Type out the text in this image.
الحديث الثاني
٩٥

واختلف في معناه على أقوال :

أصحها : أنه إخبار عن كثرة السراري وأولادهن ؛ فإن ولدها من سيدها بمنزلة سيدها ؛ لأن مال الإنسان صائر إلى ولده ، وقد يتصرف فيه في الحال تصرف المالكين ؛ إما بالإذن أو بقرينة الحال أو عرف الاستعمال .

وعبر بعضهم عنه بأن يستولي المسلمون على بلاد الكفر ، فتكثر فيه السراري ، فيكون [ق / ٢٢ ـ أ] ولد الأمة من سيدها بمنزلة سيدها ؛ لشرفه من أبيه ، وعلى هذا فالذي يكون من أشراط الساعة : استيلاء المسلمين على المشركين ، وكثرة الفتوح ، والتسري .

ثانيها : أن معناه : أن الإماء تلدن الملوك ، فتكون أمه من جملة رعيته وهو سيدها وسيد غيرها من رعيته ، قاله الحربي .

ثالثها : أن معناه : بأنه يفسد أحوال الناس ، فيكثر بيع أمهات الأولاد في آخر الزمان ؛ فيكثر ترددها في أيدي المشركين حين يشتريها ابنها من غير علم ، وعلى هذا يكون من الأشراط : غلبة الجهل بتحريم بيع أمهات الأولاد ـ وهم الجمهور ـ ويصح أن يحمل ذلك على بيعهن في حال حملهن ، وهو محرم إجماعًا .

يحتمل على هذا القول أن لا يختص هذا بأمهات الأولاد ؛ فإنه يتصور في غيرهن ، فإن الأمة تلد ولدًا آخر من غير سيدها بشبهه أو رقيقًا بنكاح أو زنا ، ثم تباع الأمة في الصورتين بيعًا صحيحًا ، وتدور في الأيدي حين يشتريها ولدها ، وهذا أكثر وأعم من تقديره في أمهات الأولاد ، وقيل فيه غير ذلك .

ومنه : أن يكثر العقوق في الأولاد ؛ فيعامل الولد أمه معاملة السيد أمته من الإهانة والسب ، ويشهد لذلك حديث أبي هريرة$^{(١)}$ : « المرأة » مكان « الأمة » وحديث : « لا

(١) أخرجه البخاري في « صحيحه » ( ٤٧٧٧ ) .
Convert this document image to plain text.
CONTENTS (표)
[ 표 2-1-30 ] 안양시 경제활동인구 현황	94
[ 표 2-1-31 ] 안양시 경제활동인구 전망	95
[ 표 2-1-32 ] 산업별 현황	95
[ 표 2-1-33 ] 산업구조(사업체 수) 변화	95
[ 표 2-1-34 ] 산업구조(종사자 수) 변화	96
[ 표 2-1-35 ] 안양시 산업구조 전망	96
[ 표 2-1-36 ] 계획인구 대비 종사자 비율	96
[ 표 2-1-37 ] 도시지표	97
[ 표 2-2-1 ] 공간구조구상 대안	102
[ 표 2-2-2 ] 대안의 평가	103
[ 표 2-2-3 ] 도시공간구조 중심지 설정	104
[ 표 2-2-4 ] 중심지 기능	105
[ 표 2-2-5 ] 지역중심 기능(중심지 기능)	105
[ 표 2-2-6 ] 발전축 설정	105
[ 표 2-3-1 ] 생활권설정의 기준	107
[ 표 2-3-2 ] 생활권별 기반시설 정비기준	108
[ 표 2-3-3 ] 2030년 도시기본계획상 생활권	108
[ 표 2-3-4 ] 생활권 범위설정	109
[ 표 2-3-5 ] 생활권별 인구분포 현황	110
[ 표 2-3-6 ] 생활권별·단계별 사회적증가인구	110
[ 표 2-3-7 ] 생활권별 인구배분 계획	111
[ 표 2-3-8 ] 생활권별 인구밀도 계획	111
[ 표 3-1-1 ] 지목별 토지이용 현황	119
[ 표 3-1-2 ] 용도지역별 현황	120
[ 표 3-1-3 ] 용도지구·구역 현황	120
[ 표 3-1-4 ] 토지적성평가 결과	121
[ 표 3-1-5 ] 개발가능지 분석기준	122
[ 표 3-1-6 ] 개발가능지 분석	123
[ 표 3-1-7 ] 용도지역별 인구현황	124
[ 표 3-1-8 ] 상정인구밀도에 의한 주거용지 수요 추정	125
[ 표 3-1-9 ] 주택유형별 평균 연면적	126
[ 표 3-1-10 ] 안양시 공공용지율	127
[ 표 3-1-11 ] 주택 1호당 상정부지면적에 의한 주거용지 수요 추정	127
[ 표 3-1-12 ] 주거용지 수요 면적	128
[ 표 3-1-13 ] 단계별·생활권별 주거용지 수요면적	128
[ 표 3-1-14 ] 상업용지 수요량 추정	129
◇ ◇ ◇
WORK TO COMPLETE
Show all lines in the entries above where the string "يكون" appears.

ANSWER
وعبر بعضهم عنه بأن يستولي المسلمون على بلاد الكفر ، فتكثر فيه السراري ، فيكون [ق / ٢٢ ـ أ] ولد الأمة من سيدها بمنزلة سيدها ؛ لشرفه من أبيه ، وعلى هذا فالذي يكون من أشراط الساعة : استيلاء المسلمين على المشركين ، وكثرة الفتوح ، والتسري .
ثالثها : أن معناه : بأنه يفسد أحوال الناس ، فيكثر بيع أمهات الأولاد في آخر الزمان ؛ فيكثر ترددها في أيدي المشركين حين يشتريها ابنها من غير علم ، وعلى هذا يكون من الأشراط : غلبة الجهل بتحريم بيع أمهات الأولاد ـ وهم الجمهور ـ ويصح أن يحمل ذلك على بيعهن في حال حملهن ، وهو محرم إجماعًا .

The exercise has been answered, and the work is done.